▸ **AIM OF THE TASK**
Can you copy the lines from the one that contains "Serialize everything readable" through the end of the material below, exactly and with nothing else?

# SUPPLIED ENTRIES start

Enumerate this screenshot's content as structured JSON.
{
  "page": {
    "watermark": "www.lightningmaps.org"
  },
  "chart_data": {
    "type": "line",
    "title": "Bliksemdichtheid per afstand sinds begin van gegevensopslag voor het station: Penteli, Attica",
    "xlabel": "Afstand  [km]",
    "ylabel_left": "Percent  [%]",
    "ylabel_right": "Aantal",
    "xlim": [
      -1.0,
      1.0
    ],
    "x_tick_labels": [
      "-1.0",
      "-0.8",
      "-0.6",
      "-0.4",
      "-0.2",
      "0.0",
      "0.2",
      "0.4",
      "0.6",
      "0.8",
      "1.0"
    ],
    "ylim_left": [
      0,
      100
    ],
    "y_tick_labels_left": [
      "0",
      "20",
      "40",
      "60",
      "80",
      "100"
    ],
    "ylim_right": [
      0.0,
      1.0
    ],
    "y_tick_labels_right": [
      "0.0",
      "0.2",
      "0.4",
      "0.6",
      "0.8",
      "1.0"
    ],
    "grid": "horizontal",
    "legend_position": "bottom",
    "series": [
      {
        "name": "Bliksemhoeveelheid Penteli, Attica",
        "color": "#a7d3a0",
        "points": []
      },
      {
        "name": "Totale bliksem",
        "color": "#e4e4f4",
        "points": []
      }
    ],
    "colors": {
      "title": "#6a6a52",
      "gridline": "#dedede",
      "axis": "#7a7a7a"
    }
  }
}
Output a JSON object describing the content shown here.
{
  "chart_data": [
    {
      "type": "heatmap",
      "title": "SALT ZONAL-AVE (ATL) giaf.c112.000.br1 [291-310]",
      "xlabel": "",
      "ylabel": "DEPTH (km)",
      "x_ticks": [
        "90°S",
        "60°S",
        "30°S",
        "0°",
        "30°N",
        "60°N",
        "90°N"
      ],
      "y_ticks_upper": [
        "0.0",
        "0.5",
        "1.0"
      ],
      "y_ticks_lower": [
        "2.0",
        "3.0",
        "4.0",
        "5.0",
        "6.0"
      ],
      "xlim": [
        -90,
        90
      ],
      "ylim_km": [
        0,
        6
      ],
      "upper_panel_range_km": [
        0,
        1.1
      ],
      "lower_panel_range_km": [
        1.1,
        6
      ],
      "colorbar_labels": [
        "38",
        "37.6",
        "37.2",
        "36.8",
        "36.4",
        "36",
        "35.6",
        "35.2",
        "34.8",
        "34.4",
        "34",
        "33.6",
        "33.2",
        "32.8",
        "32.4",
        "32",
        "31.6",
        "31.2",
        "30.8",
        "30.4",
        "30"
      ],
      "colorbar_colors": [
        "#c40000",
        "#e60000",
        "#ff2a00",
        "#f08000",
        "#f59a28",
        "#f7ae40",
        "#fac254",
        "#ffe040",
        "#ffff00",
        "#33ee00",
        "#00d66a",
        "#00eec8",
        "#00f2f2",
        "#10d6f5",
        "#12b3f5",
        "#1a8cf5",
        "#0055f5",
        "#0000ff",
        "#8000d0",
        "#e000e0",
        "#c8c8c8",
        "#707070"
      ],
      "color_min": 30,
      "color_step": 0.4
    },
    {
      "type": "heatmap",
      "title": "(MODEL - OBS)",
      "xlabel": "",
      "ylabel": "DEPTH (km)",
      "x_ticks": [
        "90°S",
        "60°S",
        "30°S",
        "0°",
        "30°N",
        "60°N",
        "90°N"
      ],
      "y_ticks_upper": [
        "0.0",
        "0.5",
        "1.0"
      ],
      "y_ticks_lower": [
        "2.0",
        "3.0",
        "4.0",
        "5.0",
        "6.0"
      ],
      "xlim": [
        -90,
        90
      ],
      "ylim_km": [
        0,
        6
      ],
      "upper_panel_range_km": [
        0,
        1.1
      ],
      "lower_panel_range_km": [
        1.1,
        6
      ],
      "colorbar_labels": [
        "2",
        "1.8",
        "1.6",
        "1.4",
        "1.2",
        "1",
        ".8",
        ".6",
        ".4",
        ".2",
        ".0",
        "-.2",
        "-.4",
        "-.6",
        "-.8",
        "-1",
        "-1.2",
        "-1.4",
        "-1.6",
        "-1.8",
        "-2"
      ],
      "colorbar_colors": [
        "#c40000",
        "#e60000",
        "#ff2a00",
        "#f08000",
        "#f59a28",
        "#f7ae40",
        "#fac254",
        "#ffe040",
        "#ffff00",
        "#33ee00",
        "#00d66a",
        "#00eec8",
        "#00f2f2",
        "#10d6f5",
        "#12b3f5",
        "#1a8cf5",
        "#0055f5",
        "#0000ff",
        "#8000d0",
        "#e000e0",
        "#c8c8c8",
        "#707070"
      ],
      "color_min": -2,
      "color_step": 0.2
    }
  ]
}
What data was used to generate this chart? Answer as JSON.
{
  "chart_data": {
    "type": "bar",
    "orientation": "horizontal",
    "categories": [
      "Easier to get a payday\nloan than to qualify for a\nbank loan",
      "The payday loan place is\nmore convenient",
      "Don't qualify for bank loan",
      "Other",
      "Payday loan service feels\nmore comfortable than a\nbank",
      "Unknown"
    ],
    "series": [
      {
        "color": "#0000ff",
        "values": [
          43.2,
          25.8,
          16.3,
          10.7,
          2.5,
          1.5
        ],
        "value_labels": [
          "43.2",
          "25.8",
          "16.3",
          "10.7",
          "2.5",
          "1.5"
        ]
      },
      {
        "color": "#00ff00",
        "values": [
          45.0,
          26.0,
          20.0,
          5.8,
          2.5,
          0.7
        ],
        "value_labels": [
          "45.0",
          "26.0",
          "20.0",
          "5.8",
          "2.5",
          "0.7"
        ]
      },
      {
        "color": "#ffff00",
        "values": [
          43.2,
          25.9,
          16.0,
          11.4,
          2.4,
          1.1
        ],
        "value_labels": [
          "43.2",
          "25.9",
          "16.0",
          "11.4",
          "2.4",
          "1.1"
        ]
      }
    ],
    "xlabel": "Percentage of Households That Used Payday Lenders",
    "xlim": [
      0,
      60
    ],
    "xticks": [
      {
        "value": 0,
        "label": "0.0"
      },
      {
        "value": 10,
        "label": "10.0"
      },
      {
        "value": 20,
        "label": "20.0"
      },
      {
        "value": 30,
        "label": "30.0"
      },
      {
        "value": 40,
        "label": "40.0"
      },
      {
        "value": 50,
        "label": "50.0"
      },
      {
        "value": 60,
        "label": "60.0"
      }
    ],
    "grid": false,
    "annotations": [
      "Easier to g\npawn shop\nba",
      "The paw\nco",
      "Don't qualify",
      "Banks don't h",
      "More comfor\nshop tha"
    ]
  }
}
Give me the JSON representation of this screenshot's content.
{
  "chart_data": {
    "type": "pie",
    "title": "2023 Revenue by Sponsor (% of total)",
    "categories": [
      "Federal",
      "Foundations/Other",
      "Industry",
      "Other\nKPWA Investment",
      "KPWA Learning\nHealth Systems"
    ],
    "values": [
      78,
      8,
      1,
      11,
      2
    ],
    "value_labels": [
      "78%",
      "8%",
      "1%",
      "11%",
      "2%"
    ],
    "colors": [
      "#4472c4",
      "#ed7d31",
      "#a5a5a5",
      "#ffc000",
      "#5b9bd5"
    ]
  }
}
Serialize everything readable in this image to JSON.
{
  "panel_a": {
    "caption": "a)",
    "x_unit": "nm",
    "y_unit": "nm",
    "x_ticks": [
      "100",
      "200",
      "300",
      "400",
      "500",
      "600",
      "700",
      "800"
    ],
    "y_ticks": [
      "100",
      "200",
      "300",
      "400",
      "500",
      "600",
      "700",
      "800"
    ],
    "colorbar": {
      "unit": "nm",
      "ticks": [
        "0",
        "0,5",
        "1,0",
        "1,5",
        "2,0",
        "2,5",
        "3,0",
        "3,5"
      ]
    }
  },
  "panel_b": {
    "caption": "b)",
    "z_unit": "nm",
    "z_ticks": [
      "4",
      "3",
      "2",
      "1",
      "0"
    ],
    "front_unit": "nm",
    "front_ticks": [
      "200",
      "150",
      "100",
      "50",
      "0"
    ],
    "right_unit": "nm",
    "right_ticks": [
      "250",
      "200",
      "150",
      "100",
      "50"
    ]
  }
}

# SUPPLIED ENTRIES end

▸ **TASK RESULT**
Serialize everything readable in this image to JSON.
{
  "panel_a": {
    "caption": "a)",
    "x_unit": "nm",
    "y_unit": "nm",
    "x_ticks": [
      "100",
      "200",
      "300",
      "400",
      "500",
      "600",
      "700",
      "800"
    ],
    "y_ticks": [
      "100",
      "200",
      "300",
      "400",
      "500",
      "600",
      "700",
      "800"
    ],
    "colorbar": {
      "unit": "nm",
      "ticks": [
        "0",
        "0,5",
        "1,0",
        "1,5",
        "2,0",
        "2,5",
        "3,0",
        "3,5"
      ]
    }
  },
  "panel_b": {
    "caption": "b)",
    "z_unit": "nm",
    "z_ticks": [
      "4",
      "3",
      "2",
      "1",
      "0"
    ],
    "front_unit": "nm",
    "front_ticks": [
      "200",
      "150",
      "100",
      "50",
      "0"
    ],
    "right_unit": "nm",
    "right_ticks": [
      "250",
      "200",
      "150",
      "100",
      "50"
    ]
  }
}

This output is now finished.